Dataset records
━━━━━━━━
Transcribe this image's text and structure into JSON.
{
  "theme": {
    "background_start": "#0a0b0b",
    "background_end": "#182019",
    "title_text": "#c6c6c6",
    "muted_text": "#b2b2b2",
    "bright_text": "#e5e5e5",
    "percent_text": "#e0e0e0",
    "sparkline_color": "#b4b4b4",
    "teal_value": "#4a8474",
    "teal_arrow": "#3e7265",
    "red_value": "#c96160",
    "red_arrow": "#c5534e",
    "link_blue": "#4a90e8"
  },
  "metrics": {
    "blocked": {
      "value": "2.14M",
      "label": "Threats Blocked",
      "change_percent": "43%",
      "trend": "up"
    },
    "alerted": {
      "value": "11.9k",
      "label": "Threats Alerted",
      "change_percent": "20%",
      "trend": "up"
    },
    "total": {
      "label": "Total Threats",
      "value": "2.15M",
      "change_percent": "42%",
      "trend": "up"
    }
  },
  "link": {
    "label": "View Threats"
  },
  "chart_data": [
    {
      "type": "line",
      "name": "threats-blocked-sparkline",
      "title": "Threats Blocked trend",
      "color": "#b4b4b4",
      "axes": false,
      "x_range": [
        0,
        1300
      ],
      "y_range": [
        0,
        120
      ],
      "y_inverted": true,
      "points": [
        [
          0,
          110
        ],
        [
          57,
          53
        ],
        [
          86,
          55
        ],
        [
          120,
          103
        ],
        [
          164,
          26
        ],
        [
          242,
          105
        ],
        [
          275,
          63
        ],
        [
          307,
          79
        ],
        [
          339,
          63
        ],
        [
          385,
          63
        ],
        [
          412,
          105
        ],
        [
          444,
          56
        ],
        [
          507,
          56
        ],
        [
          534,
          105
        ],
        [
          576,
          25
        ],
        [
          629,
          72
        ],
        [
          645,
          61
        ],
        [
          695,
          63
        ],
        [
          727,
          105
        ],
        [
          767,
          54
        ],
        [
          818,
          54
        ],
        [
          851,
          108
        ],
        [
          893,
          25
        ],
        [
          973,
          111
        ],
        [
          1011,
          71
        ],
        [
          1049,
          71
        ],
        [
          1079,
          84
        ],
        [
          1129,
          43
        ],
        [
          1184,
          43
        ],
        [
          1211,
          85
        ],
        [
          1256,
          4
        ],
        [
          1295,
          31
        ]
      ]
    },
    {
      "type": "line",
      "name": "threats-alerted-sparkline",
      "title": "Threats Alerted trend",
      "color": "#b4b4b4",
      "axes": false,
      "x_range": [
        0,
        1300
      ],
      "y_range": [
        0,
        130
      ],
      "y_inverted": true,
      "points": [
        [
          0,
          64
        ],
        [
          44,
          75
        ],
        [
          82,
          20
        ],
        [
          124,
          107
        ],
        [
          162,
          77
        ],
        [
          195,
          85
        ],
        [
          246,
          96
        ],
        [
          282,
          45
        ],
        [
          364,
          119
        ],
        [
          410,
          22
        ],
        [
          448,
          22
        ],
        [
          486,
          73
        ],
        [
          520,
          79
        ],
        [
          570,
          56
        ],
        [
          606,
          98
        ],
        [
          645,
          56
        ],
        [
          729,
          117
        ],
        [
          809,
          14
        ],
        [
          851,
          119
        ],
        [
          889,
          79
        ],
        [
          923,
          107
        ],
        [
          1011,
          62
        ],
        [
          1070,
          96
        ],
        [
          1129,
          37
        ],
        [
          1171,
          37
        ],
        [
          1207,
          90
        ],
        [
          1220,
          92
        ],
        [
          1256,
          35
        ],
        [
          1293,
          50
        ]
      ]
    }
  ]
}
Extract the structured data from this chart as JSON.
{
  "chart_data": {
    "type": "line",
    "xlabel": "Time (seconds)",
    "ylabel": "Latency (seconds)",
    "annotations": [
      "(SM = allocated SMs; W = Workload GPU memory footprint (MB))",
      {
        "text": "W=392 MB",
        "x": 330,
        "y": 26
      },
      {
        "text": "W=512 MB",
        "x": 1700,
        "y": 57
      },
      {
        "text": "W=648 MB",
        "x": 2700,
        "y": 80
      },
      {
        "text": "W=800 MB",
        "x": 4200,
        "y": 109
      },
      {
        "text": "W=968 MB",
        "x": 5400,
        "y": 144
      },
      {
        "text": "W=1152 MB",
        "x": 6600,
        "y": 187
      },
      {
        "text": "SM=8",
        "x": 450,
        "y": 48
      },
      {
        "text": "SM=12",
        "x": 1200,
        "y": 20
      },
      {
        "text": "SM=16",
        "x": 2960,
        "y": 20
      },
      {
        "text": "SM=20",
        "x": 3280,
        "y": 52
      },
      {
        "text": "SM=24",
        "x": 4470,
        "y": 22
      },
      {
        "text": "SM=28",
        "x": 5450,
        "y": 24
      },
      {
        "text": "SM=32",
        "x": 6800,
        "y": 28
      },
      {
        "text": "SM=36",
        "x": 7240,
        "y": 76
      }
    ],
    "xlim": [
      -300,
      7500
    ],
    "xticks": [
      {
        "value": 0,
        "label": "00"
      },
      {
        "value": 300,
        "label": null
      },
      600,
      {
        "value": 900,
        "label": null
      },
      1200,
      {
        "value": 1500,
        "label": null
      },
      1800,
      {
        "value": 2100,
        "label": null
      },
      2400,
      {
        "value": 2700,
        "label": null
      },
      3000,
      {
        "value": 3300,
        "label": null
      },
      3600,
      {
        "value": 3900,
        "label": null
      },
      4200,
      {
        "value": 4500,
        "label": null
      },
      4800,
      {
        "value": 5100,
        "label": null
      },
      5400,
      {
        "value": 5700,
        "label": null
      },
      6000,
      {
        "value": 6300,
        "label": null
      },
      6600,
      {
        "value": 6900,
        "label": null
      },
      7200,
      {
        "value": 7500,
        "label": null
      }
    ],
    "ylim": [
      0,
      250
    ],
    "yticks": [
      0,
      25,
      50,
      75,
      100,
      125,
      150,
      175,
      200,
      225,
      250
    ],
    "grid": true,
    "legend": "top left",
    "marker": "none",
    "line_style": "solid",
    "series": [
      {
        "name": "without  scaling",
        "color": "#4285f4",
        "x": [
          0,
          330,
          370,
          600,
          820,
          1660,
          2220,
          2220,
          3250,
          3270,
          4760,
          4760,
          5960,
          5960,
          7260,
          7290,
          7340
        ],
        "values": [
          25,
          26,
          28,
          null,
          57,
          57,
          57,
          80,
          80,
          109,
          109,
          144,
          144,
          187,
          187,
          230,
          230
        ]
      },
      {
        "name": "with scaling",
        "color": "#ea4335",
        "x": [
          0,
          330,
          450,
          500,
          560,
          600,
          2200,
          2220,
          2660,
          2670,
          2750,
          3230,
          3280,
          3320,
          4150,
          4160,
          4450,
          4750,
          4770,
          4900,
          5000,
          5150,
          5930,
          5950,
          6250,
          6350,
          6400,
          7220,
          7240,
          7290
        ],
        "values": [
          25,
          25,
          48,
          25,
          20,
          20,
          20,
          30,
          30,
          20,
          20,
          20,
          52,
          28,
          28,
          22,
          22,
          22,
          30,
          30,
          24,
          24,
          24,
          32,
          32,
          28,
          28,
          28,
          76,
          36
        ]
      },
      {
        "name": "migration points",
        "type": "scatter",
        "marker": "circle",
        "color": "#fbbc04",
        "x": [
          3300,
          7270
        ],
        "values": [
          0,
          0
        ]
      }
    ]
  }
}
━━━━━━━━
*The exercise*
Copy each line of the listing that contains the string "type".

*Task answer*
      "type": "line",
      "type": "line",
    "type": "line",
        "type": "scatter",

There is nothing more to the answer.